* _Exercise aim_
Write out the lines of the material exactly, from the line holding "bar-phd (229, 304, 291, 494)" through the line holding "y-tick-label: 0 (59, 488, 67, 503)", inclusive.

::::

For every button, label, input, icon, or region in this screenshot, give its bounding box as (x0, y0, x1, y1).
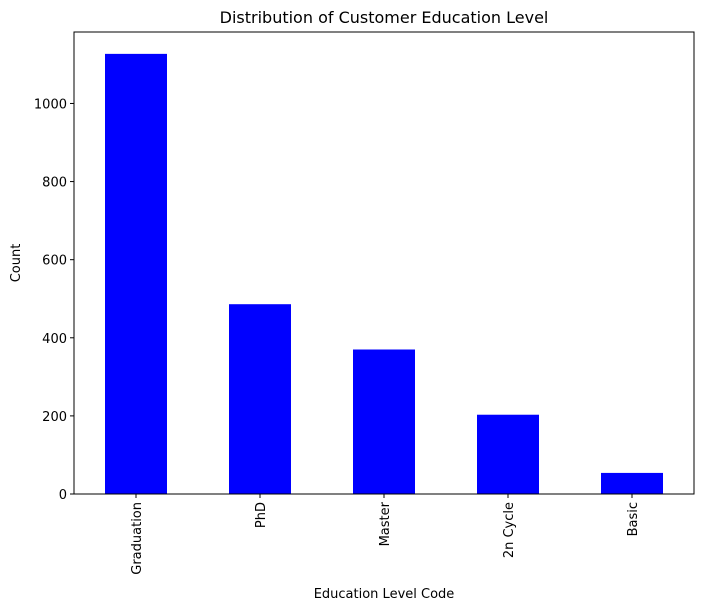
bar-phd (229, 304, 291, 494)
x-tick-label: Basic (626, 502, 641, 536)
y-tick-label: 1000 (34, 97, 67, 112)
y-tick-label: 800 (42, 176, 67, 191)
x-axis-label: Education Level Code (314, 587, 455, 602)
y-ticks-group: 0 200 400 600 800 1000 (34, 97, 74, 503)
y-tick-label: 200 (42, 410, 67, 425)
bar-master (353, 349, 415, 494)
bar-2n-cycle (477, 414, 539, 494)
x-tick-label: Master (378, 501, 393, 546)
y-tick-label: 600 (42, 254, 67, 269)
x-ticks-group: Graduation PhD Master 2n Cycle Basic (130, 494, 641, 575)
y-tick-label: 400 (42, 332, 67, 347)
bar-graduation (105, 53, 167, 495)
x-tick-label: PhD (254, 502, 269, 528)
x-tick-label: 2n Cycle (502, 502, 517, 558)
y-tick-label: 0 (59, 488, 67, 503)
y-axis-label: Count (9, 244, 24, 283)
bars-group (105, 53, 663, 495)
plot-frame (73, 31, 695, 495)
bar-basic (601, 472, 663, 494)
x-tick-label: Graduation (130, 502, 145, 575)
chart-title: Distribution of Customer Education Level (220, 8, 549, 27)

::::

* _The output_
bar-phd (229, 304, 291, 494)
x-tick-label: Basic (626, 502, 641, 536)
y-tick-label: 1000 (34, 97, 67, 112)
y-tick-label: 800 (42, 176, 67, 191)
x-axis-label: Education Level Code (314, 587, 455, 602)
y-ticks-group: 0 200 400 600 800 1000 (34, 97, 74, 503)
y-tick-label: 200 (42, 410, 67, 425)
bar-master (353, 349, 415, 494)
bar-2n-cycle (477, 414, 539, 494)
x-tick-label: Master (378, 501, 393, 546)
y-tick-label: 600 (42, 254, 67, 269)
x-ticks-group: Graduation PhD Master 2n Cycle Basic (130, 494, 641, 575)
y-tick-label: 400 (42, 332, 67, 347)
bar-graduation (105, 53, 167, 495)
x-tick-label: PhD (254, 502, 269, 528)
x-tick-label: 2n Cycle (502, 502, 517, 558)
y-tick-label: 0 (59, 488, 67, 503)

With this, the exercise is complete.